● TASK
Every line of the material is to be repeated exactly as it stands.

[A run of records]
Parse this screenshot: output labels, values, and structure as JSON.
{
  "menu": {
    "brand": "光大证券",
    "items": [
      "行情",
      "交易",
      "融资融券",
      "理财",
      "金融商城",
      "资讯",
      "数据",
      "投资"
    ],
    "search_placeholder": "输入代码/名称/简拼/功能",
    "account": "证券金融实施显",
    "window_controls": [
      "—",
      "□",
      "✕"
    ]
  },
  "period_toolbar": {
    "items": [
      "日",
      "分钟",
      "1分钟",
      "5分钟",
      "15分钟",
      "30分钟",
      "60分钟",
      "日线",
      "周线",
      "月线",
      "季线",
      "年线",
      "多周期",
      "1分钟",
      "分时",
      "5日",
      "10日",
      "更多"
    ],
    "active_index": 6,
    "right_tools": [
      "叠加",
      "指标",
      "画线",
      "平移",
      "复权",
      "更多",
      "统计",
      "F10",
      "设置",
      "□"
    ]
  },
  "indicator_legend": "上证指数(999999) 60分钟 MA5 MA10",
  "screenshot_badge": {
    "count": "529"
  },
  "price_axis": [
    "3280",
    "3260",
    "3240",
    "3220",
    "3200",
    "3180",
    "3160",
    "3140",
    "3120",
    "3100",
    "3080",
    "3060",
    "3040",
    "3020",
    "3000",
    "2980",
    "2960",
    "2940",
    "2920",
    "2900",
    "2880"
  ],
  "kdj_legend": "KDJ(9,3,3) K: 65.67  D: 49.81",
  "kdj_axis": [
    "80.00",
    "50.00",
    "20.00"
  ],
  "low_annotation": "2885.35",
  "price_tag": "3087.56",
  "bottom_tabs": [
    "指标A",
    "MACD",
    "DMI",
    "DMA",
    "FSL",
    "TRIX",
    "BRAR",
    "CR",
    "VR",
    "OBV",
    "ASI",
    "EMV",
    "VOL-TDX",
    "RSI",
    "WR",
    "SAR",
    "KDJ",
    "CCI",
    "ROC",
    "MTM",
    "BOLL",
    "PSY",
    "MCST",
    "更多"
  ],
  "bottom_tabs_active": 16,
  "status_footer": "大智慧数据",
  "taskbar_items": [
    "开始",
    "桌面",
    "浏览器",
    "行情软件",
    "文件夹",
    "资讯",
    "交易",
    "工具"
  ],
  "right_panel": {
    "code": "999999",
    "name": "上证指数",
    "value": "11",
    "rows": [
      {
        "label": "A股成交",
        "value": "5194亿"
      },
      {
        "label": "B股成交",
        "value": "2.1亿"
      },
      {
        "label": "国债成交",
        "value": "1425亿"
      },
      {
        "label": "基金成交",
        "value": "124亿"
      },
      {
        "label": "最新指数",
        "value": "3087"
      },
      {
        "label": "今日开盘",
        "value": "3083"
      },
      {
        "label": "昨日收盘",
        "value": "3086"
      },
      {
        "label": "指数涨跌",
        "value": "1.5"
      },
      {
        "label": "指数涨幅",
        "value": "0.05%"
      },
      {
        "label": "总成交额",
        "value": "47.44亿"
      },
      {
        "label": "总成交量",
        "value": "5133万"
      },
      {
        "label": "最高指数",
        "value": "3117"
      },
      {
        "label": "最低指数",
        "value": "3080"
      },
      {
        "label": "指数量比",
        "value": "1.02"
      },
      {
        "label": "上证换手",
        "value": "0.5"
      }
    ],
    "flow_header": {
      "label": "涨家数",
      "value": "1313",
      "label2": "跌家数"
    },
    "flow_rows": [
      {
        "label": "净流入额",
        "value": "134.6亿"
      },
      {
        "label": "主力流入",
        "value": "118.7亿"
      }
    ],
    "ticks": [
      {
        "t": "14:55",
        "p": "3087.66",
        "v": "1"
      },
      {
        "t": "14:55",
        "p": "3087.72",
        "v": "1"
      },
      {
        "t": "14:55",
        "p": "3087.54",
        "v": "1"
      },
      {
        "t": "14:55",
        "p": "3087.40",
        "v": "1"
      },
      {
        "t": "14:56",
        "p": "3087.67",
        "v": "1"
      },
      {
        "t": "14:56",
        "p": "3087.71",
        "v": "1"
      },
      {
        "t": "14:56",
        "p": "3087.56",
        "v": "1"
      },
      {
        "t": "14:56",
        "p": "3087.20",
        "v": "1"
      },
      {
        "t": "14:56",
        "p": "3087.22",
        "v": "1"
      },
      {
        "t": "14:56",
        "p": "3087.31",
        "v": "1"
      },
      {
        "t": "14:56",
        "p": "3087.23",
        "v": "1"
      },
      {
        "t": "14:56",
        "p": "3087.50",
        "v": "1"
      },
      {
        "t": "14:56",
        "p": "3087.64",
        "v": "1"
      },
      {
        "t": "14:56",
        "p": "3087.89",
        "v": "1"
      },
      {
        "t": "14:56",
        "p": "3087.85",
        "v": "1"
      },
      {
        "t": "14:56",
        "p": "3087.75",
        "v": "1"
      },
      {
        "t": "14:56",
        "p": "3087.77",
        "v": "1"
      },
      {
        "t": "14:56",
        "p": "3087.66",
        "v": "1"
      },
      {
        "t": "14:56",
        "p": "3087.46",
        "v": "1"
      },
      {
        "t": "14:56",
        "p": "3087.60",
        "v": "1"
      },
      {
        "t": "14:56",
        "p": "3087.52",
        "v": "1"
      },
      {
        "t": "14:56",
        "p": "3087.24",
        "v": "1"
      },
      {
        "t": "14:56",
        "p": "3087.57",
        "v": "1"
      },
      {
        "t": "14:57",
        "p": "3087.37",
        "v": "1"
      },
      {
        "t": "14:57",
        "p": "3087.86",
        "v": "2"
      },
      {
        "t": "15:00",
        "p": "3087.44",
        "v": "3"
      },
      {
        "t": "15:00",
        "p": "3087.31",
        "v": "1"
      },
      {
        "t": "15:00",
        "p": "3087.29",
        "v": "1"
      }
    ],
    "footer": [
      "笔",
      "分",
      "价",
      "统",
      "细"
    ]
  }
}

● THE COMPLETED TASK
Parse this screenshot: output labels, values, and structure as JSON.
{
  "menu": {
    "brand": "光大证券",
    "items": [
      "行情",
      "交易",
      "融资融券",
      "理财",
      "金融商城",
      "资讯",
      "数据",
      "投资"
    ],
    "search_placeholder": "输入代码/名称/简拼/功能",
    "account": "证券金融实施显",
    "window_controls": [
      "—",
      "□",
      "✕"
    ]
  },
  "period_toolbar": {
    "items": [
      "日",
      "分钟",
      "1分钟",
      "5分钟",
      "15分钟",
      "30分钟",
      "60分钟",
      "日线",
      "周线",
      "月线",
      "季线",
      "年线",
      "多周期",
      "1分钟",
      "分时",
      "5日",
      "10日",
      "更多"
    ],
    "active_index": 6,
    "right_tools": [
      "叠加",
      "指标",
      "画线",
      "平移",
      "复权",
      "更多",
      "统计",
      "F10",
      "设置",
      "□"
    ]
  },
  "indicator_legend": "上证指数(999999) 60分钟 MA5 MA10",
  "screenshot_badge": {
    "count": "529"
  },
  "price_axis": [
    "3280",
    "3260",
    "3240",
    "3220",
    "3200",
    "3180",
    "3160",
    "3140",
    "3120",
    "3100",
    "3080",
    "3060",
    "3040",
    "3020",
    "3000",
    "2980",
    "2960",
    "2940",
    "2920",
    "2900",
    "2880"
  ],
  "kdj_legend": "KDJ(9,3,3) K: 65.67  D: 49.81",
  "kdj_axis": [
    "80.00",
    "50.00",
    "20.00"
  ],
  "low_annotation": "2885.35",
  "price_tag": "3087.56",
  "bottom_tabs": [
    "指标A",
    "MACD",
    "DMI",
    "DMA",
    "FSL",
    "TRIX",
    "BRAR",
    "CR",
    "VR",
    "OBV",
    "ASI",
    "EMV",
    "VOL-TDX",
    "RSI",
    "WR",
    "SAR",
    "KDJ",
    "CCI",
    "ROC",
    "MTM",
    "BOLL",
    "PSY",
    "MCST",
    "更多"
  ],
  "bottom_tabs_active": 16,
  "status_footer": "大智慧数据",
  "taskbar_items": [
    "开始",
    "桌面",
    "浏览器",
    "行情软件",
    "文件夹",
    "资讯",
    "交易",
    "工具"
  ],
  "right_panel": {
    "code": "999999",
    "name": "上证指数",
    "value": "11",
    "rows": [
      {
        "label": "A股成交",
        "value": "5194亿"
      },
      {
        "label": "B股成交",
        "value": "2.1亿"
      },
      {
        "label": "国债成交",
        "value": "1425亿"
      },
      {
        "label": "基金成交",
        "value": "124亿"
      },
      {
        "label": "最新指数",
        "value": "3087"
      },
      {
        "label": "今日开盘",
        "value": "3083"
      },
      {
        "label": "昨日收盘",
        "value": "3086"
      },
      {
        "label": "指数涨跌",
        "value": "1.5"
      },
      {
        "label": "指数涨幅",
        "value": "0.05%"
      },
      {
        "label": "总成交额",
        "value": "47.44亿"
      },
      {
        "label": "总成交量",
        "value": "5133万"
      },
      {
        "label": "最高指数",
        "value": "3117"
      },
      {
        "label": "最低指数",
        "value": "3080"
      },
      {
        "label": "指数量比",
        "value": "1.02"
      },
      {
        "label": "上证换手",
        "value": "0.5"
      }
    ],
    "flow_header": {
      "label": "涨家数",
      "value": "1313",
      "label2": "跌家数"
    },
    "flow_rows": [
      {
        "label": "净流入额",
        "value": "134.6亿"
      },
      {
        "label": "主力流入",
        "value": "118.7亿"
      }
    ],
    "ticks": [
      {
        "t": "14:55",
        "p": "3087.66",
        "v": "1"
      },
      {
        "t": "14:55",
        "p": "3087.72",
        "v": "1"
      },
      {
        "t": "14:55",
        "p": "3087.54",
        "v": "1"
      },
      {
        "t": "14:55",
        "p": "3087.40",
        "v": "1"
      },
      {
        "t": "14:56",
        "p": "3087.67",
        "v": "1"
      },
      {
        "t": "14:56",
        "p": "3087.71",
        "v": "1"
      },
      {
        "t": "14:56",
        "p": "3087.56",
        "v": "1"
      },
      {
        "t": "14:56",
        "p": "3087.20",
        "v": "1"
      },
      {
        "t": "14:56",
        "p": "3087.22",
        "v": "1"
      },
      {
        "t": "14:56",
        "p": "3087.31",
        "v": "1"
      },
      {
        "t": "14:56",
        "p": "3087.23",
        "v": "1"
      },
      {
        "t": "14:56",
        "p": "3087.50",
        "v": "1"
      },
      {
        "t": "14:56",
        "p": "3087.64",
        "v": "1"
      },
      {
        "t": "14:56",
        "p": "3087.89",
        "v": "1"
      },
      {
        "t": "14:56",
        "p": "3087.85",
        "v": "1"
      },
      {
        "t": "14:56",
        "p": "3087.75",
        "v": "1"
      },
      {
        "t": "14:56",
        "p": "3087.77",
        "v": "1"
      },
      {
        "t": "14:56",
        "p": "3087.66",
        "v": "1"
      },
      {
        "t": "14:56",
        "p": "3087.46",
        "v": "1"
      },
      {
        "t": "14:56",
        "p": "3087.60",
        "v": "1"
      },
      {
        "t": "14:56",
        "p": "3087.52",
        "v": "1"
      },
      {
        "t": "14:56",
        "p": "3087.24",
        "v": "1"
      },
      {
        "t": "14:56",
        "p": "3087.57",
        "v": "1"
      },
      {
        "t": "14:57",
        "p": "3087.37",
        "v": "1"
      },
      {
        "t": "14:57",
        "p": "3087.86",
        "v": "2"
      },
      {
        "t": "15:00",
        "p": "3087.44",
        "v": "3"
      },
      {
        "t": "15:00",
        "p": "3087.31",
        "v": "1"
      },
      {
        "t": "15:00",
        "p": "3087.29",
        "v": "1"
      }
    ],
    "footer": [
      "笔",
      "分",
      "价",
      "统",
      "细"
    ]
  }
}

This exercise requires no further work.